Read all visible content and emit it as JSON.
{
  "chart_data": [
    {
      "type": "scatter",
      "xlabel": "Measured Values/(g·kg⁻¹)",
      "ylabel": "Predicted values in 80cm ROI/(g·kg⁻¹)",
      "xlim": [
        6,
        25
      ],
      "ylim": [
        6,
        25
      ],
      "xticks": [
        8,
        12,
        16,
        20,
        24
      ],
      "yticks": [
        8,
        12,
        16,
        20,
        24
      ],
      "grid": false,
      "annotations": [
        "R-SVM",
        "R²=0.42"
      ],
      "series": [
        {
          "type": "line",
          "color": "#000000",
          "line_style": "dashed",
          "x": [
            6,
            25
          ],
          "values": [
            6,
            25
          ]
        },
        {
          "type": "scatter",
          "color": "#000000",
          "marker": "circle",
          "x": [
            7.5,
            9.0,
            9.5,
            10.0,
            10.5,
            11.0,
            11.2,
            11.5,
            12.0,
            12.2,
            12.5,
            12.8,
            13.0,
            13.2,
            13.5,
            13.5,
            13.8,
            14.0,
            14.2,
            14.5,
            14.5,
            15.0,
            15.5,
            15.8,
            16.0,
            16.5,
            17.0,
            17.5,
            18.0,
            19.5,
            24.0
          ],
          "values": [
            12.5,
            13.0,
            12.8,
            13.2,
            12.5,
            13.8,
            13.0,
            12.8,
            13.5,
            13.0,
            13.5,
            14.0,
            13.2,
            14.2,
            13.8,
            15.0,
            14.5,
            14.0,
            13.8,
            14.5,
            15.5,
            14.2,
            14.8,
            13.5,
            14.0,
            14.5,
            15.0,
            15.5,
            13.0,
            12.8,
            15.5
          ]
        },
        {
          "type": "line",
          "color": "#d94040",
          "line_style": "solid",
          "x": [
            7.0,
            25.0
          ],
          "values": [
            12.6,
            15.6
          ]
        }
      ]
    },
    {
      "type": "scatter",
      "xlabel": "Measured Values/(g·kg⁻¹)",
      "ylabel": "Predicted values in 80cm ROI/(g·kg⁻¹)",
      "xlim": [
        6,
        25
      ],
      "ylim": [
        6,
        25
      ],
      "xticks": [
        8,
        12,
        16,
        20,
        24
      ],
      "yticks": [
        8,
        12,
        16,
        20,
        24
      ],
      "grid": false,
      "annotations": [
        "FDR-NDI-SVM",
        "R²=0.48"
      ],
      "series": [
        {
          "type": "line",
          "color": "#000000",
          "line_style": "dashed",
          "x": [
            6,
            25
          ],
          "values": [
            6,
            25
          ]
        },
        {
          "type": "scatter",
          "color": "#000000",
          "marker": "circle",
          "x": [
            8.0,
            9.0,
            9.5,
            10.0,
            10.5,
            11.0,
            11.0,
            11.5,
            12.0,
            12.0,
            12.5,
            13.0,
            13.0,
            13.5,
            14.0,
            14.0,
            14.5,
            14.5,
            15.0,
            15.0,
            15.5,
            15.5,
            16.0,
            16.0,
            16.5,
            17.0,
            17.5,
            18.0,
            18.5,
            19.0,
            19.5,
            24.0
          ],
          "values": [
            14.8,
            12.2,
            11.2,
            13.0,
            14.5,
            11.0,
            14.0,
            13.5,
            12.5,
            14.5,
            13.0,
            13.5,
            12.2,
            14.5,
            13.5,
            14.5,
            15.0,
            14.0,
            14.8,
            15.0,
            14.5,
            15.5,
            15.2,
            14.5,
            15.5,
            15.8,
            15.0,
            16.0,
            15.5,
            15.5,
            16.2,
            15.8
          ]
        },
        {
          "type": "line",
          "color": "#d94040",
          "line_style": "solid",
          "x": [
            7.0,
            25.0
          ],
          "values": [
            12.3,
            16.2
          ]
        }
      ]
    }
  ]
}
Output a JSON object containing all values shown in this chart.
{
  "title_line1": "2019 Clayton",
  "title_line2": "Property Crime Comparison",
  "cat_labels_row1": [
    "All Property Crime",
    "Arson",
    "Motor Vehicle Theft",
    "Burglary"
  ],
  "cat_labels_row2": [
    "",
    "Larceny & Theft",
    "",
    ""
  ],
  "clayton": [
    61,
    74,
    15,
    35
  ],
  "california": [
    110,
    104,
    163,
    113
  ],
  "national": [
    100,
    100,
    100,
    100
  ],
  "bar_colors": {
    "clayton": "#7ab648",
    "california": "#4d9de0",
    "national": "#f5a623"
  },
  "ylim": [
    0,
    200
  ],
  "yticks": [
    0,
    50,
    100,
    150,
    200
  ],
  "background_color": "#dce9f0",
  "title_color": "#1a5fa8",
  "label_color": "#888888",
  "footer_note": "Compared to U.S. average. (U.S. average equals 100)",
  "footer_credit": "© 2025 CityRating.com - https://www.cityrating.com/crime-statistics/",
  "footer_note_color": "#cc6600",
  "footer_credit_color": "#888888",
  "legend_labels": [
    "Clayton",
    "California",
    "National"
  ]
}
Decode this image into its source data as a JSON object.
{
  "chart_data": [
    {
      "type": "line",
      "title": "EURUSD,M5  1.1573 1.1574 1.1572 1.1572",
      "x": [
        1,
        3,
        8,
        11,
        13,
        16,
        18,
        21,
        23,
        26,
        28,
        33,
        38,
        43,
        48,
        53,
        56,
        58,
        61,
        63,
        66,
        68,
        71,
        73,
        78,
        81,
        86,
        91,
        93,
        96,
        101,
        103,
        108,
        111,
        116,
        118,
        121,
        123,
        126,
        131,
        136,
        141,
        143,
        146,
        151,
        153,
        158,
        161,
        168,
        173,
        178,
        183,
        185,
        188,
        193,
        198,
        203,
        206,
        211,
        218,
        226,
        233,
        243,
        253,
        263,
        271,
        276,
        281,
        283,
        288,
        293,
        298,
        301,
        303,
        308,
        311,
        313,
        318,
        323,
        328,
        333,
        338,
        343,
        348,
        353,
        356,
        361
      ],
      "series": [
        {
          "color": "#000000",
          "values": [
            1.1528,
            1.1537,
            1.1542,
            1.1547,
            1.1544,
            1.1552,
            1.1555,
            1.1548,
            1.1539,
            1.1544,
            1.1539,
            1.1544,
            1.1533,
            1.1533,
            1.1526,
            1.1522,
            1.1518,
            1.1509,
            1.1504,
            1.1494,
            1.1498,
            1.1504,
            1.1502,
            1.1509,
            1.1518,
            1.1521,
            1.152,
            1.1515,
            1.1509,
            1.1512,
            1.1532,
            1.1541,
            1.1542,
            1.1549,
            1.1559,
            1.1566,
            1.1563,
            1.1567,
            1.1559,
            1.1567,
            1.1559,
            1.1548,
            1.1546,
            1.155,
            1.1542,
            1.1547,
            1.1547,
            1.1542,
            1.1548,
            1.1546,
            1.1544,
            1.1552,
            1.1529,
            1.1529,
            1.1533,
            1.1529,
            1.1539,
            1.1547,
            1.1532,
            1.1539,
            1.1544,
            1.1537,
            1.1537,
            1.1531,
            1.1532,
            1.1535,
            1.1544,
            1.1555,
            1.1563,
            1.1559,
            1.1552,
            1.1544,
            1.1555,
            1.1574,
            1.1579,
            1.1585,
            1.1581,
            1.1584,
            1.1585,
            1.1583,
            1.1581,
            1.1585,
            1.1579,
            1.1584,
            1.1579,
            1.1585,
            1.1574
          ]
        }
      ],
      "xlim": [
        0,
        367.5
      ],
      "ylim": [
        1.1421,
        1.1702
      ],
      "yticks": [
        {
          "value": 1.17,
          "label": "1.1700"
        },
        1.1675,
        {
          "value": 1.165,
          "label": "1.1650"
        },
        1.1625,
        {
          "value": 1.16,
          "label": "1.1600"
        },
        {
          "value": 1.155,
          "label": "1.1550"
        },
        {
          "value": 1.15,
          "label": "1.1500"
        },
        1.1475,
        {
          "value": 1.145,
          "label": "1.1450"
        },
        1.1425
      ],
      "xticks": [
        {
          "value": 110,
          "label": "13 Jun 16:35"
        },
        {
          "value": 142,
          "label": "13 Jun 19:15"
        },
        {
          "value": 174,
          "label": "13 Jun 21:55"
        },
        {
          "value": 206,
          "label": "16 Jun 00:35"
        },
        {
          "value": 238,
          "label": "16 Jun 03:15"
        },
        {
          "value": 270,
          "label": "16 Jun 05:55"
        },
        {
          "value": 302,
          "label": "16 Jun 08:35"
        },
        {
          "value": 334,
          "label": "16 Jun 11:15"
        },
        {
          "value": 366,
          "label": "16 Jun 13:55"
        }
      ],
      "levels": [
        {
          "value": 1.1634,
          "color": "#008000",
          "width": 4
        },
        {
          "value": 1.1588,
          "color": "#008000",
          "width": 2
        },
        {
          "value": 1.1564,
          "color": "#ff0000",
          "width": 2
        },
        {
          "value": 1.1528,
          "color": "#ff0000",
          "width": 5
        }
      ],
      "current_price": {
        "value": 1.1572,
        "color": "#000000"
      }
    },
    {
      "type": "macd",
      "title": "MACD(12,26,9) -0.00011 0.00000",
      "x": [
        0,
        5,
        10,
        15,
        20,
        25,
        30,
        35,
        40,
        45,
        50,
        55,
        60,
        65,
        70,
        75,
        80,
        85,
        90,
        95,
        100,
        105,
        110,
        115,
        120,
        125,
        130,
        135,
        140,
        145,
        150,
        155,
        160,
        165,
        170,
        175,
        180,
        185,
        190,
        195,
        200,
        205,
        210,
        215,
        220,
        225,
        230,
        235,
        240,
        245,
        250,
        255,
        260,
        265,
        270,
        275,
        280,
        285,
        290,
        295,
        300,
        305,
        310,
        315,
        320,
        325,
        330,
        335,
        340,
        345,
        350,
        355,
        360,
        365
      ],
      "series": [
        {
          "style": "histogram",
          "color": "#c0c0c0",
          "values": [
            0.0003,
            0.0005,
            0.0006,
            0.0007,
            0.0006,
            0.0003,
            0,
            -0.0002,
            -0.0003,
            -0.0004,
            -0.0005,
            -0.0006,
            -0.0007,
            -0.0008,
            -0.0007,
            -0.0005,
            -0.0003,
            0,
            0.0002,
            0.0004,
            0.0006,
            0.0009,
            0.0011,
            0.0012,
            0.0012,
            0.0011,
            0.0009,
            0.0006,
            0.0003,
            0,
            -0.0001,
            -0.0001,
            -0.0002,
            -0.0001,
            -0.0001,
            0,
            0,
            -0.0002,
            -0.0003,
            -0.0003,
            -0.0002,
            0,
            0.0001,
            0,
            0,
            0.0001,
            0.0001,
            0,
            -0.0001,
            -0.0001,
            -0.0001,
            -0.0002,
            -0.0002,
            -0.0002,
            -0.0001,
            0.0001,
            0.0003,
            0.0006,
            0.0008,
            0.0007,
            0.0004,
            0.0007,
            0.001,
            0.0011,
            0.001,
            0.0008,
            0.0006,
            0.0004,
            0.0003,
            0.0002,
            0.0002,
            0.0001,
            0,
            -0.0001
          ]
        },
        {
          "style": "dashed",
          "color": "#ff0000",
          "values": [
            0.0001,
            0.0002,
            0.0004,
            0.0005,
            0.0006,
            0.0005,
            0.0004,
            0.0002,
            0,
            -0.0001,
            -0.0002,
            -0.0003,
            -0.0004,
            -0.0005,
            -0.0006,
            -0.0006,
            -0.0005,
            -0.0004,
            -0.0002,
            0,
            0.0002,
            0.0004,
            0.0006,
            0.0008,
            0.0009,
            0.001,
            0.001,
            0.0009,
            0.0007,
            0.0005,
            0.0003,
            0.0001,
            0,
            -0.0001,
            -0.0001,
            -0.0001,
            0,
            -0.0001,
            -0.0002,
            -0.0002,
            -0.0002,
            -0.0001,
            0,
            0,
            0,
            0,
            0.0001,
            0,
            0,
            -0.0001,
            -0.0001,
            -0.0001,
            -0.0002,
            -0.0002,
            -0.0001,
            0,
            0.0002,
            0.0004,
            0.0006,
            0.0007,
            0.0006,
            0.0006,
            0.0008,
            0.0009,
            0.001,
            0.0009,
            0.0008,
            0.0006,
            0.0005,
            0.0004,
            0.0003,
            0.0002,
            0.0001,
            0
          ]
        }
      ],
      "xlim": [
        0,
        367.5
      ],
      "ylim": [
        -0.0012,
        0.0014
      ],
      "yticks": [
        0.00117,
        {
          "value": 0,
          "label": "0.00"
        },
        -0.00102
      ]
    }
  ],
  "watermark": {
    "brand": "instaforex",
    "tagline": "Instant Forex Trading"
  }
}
========================================================================
* [The request]
Select every line in the material above where the string "JSON" occurs, and copy it.

* [Expected answer]
Read all visible content and emit it as JSON.
Output a JSON object containing all values shown in this chart.
Decode this image into its source data as a JSON object.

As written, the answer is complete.